Lines of data:
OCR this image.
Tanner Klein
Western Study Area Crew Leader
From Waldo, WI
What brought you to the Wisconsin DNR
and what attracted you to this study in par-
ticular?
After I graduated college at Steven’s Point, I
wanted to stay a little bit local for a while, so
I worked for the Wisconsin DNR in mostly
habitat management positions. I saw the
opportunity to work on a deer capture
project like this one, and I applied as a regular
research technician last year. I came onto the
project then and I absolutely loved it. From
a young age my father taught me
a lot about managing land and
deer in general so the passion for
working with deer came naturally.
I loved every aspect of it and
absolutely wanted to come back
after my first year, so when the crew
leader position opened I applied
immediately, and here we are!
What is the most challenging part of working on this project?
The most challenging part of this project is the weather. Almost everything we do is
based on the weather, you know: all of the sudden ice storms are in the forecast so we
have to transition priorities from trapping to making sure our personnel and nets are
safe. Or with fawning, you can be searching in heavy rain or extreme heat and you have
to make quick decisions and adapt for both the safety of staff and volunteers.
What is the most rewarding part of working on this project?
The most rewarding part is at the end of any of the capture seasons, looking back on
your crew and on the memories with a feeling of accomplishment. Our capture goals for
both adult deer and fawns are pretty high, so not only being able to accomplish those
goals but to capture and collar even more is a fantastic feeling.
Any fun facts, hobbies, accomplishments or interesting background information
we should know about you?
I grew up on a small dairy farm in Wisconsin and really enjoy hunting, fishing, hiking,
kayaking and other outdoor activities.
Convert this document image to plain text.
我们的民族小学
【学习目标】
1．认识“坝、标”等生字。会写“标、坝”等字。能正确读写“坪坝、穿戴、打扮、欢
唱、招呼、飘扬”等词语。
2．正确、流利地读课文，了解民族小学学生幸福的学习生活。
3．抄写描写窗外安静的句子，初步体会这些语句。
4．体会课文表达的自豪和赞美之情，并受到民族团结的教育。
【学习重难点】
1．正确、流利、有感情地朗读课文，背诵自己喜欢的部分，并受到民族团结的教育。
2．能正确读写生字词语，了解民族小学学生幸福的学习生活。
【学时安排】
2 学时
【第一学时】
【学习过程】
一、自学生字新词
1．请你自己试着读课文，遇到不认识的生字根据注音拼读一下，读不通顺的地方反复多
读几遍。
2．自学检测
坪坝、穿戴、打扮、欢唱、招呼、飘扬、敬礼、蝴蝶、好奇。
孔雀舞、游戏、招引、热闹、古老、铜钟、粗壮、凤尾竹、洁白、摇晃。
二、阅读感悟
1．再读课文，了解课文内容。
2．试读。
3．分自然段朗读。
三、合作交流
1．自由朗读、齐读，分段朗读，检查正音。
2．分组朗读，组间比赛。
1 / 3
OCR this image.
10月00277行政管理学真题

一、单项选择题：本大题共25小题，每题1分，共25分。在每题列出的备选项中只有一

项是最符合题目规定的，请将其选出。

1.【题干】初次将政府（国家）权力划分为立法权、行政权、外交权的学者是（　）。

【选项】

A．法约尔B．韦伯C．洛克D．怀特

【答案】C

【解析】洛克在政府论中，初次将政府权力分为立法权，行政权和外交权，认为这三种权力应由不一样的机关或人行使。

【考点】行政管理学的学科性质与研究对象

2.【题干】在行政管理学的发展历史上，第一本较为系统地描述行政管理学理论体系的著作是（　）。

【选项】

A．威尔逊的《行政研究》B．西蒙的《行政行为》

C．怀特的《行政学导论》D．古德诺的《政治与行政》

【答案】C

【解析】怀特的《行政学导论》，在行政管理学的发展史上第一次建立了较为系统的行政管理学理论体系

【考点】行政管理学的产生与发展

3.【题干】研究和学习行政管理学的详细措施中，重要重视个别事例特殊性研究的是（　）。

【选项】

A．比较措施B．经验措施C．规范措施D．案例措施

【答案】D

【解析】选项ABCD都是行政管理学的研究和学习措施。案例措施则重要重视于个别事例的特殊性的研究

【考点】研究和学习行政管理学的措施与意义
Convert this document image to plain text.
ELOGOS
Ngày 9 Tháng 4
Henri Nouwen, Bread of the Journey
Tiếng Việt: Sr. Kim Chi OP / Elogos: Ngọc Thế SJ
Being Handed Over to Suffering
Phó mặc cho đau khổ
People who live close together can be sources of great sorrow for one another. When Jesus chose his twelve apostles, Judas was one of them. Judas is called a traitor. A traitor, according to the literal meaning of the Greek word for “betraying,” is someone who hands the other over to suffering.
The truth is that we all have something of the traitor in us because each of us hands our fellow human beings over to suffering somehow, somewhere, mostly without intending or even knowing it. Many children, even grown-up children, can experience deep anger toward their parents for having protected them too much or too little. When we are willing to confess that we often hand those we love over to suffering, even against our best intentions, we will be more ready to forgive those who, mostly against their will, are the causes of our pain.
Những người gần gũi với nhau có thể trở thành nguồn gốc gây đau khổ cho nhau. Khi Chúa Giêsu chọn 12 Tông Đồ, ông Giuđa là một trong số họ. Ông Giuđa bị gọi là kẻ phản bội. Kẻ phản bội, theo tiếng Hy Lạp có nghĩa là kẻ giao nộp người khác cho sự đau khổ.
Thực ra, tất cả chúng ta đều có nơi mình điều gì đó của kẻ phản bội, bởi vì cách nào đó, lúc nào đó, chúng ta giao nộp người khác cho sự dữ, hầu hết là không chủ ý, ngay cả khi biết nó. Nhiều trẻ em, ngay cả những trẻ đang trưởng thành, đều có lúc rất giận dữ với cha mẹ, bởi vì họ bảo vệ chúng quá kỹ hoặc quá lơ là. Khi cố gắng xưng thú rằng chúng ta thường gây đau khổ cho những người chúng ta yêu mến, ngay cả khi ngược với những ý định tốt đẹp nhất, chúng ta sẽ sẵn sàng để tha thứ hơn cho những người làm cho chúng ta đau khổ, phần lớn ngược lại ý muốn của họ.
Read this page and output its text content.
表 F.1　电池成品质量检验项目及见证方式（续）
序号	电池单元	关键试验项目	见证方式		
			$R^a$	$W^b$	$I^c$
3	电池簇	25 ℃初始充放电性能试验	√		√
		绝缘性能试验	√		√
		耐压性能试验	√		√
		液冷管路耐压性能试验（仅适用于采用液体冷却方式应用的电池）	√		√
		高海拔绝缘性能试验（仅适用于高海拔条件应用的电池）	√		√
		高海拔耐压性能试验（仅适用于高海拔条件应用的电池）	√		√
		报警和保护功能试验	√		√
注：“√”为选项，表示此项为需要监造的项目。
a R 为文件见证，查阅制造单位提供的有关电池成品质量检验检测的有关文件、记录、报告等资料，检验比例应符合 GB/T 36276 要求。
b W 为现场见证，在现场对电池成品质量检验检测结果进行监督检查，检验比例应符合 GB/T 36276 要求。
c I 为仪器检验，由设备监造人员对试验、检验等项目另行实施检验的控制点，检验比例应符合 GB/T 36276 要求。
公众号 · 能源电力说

**Exercise brief**
Filter the listing for the word "project" and copy every line that holds it.

**Exercise answer**
project like this one, and I applied as a regular
project then and I absolutely loved it. From
What is the most challenging part of working on this project?
The most challenging part of this project is the weather. Almost everything we do is
What is the most rewarding part of working on this project?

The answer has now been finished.